WORK INSTRUCTIONS ▸ All entries are to be given again verbatim.

## start

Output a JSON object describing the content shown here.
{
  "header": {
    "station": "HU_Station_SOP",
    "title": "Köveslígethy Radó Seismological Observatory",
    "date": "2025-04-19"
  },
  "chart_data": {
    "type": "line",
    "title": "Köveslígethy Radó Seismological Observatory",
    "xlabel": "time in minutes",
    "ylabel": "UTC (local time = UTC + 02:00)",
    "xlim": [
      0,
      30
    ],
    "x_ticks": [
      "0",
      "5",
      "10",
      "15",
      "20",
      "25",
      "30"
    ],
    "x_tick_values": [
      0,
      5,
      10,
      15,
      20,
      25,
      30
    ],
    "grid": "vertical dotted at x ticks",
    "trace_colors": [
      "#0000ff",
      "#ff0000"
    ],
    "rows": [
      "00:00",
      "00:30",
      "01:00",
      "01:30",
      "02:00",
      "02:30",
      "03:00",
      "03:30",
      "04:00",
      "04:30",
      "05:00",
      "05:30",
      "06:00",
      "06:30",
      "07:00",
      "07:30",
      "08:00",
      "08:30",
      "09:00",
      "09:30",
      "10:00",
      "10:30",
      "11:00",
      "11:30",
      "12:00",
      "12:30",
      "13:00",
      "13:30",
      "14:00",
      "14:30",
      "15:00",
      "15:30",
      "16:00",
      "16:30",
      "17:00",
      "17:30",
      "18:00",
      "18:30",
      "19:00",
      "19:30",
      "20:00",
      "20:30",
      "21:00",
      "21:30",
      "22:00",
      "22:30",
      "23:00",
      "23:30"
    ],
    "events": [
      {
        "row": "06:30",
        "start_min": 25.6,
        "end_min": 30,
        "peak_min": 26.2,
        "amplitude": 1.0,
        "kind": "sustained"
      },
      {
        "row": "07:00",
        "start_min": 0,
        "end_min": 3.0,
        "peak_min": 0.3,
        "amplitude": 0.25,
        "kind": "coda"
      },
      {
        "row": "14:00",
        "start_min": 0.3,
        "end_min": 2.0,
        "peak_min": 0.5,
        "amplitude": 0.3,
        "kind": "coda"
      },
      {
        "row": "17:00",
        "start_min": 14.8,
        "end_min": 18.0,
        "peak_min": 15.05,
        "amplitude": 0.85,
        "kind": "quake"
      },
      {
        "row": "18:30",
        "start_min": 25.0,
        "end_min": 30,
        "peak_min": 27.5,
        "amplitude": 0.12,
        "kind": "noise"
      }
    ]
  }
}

## end

THE COMPLETED TASK ▸
Output a JSON object describing the content shown here.
{
  "header": {
    "station": "HU_Station_SOP",
    "title": "Köveslígethy Radó Seismological Observatory",
    "date": "2025-04-19"
  },
  "chart_data": {
    "type": "line",
    "title": "Köveslígethy Radó Seismological Observatory",
    "xlabel": "time in minutes",
    "ylabel": "UTC (local time = UTC + 02:00)",
    "xlim": [
      0,
      30
    ],
    "x_ticks": [
      "0",
      "5",
      "10",
      "15",
      "20",
      "25",
      "30"
    ],
    "x_tick_values": [
      0,
      5,
      10,
      15,
      20,
      25,
      30
    ],
    "grid": "vertical dotted at x ticks",
    "trace_colors": [
      "#0000ff",
      "#ff0000"
    ],
    "rows": [
      "00:00",
      "00:30",
      "01:00",
      "01:30",
      "02:00",
      "02:30",
      "03:00",
      "03:30",
      "04:00",
      "04:30",
      "05:00",
      "05:30",
      "06:00",
      "06:30",
      "07:00",
      "07:30",
      "08:00",
      "08:30",
      "09:00",
      "09:30",
      "10:00",
      "10:30",
      "11:00",
      "11:30",
      "12:00",
      "12:30",
      "13:00",
      "13:30",
      "14:00",
      "14:30",
      "15:00",
      "15:30",
      "16:00",
      "16:30",
      "17:00",
      "17:30",
      "18:00",
      "18:30",
      "19:00",
      "19:30",
      "20:00",
      "20:30",
      "21:00",
      "21:30",
      "22:00",
      "22:30",
      "23:00",
      "23:30"
    ],
    "events": [
      {
        "row": "06:30",
        "start_min": 25.6,
        "end_min": 30,
        "peak_min": 26.2,
        "amplitude": 1.0,
        "kind": "sustained"
      },
      {
        "row": "07:00",
        "start_min": 0,
        "end_min": 3.0,
        "peak_min": 0.3,
        "amplitude": 0.25,
        "kind": "coda"
      },
      {
        "row": "14:00",
        "start_min": 0.3,
        "end_min": 2.0,
        "peak_min": 0.5,
        "amplitude": 0.3,
        "kind": "coda"
      },
      {
        "row": "17:00",
        "start_min": 14.8,
        "end_min": 18.0,
        "peak_min": 15.05,
        "amplitude": 0.85,
        "kind": "quake"
      },
      {
        "row": "18:30",
        "start_min": 25.0,
        "end_min": 30,
        "peak_min": 27.5,
        "amplitude": 0.12,
        "kind": "noise"
      }
    ]
  }
}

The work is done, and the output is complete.